___ Task material ___
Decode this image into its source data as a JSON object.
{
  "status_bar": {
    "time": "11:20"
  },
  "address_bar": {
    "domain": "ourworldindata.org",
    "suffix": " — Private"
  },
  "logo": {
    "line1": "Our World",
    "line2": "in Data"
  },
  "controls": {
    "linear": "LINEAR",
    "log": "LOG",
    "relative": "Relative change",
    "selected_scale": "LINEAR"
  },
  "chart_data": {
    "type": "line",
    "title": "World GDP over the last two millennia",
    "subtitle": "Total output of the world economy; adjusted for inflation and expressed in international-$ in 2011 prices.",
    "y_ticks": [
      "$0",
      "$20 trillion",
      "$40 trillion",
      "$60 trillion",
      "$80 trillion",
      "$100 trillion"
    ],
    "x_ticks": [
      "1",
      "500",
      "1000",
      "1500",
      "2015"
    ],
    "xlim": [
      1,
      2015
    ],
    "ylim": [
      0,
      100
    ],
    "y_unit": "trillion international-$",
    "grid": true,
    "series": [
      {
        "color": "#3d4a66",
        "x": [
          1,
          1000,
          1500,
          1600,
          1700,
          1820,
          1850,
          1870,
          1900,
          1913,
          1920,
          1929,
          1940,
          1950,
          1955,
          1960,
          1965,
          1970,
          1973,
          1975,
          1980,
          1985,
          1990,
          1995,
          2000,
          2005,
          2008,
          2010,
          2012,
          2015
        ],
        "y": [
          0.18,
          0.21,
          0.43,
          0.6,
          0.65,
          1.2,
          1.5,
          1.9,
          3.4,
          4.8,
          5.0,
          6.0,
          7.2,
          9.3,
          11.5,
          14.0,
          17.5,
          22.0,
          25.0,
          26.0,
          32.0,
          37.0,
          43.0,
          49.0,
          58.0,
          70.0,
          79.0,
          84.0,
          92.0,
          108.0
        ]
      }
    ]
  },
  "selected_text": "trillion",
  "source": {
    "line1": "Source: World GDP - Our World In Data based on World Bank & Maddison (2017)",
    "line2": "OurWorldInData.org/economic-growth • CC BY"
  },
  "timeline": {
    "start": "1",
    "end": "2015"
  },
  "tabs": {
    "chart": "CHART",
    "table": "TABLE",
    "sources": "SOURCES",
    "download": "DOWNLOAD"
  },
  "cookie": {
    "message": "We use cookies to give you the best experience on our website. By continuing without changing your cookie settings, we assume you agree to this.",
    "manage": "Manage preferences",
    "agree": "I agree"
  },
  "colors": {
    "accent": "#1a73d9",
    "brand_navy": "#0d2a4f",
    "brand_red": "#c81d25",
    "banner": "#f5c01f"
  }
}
___
Repeat all of the entries exactly.

Decode this image into its source data as a JSON object.
{
  "status_bar": {
    "time": "11:20"
  },
  "address_bar": {
    "domain": "ourworldindata.org",
    "suffix": " — Private"
  },
  "logo": {
    "line1": "Our World",
    "line2": "in Data"
  },
  "controls": {
    "linear": "LINEAR",
    "log": "LOG",
    "relative": "Relative change",
    "selected_scale": "LINEAR"
  },
  "chart_data": {
    "type": "line",
    "title": "World GDP over the last two millennia",
    "subtitle": "Total output of the world economy; adjusted for inflation and expressed in international-$ in 2011 prices.",
    "y_ticks": [
      "$0",
      "$20 trillion",
      "$40 trillion",
      "$60 trillion",
      "$80 trillion",
      "$100 trillion"
    ],
    "x_ticks": [
      "1",
      "500",
      "1000",
      "1500",
      "2015"
    ],
    "xlim": [
      1,
      2015
    ],
    "ylim": [
      0,
      100
    ],
    "y_unit": "trillion international-$",
    "grid": true,
    "series": [
      {
        "color": "#3d4a66",
        "x": [
          1,
          1000,
          1500,
          1600,
          1700,
          1820,
          1850,
          1870,
          1900,
          1913,
          1920,
          1929,
          1940,
          1950,
          1955,
          1960,
          1965,
          1970,
          1973,
          1975,
          1980,
          1985,
          1990,
          1995,
          2000,
          2005,
          2008,
          2010,
          2012,
          2015
        ],
        "y": [
          0.18,
          0.21,
          0.43,
          0.6,
          0.65,
          1.2,
          1.5,
          1.9,
          3.4,
          4.8,
          5.0,
          6.0,
          7.2,
          9.3,
          11.5,
          14.0,
          17.5,
          22.0,
          25.0,
          26.0,
          32.0,
          37.0,
          43.0,
          49.0,
          58.0,
          70.0,
          79.0,
          84.0,
          92.0,
          108.0
        ]
      }
    ]
  },
  "selected_text": "trillion",
  "source": {
    "line1": "Source: World GDP - Our World In Data based on World Bank & Maddison (2017)",
    "line2": "OurWorldInData.org/economic-growth • CC BY"
  },
  "timeline": {
    "start": "1",
    "end": "2015"
  },
  "tabs": {
    "chart": "CHART",
    "table": "TABLE",
    "sources": "SOURCES",
    "download": "DOWNLOAD"
  },
  "cookie": {
    "message": "We use cookies to give you the best experience on our website. By continuing without changing your cookie settings, we assume you agree to this.",
    "manage": "Manage preferences",
    "agree": "I agree"
  },
  "colors": {
    "accent": "#1a73d9",
    "brand_navy": "#0d2a4f",
    "brand_red": "#c81d25",
    "banner": "#f5c01f"
  }
}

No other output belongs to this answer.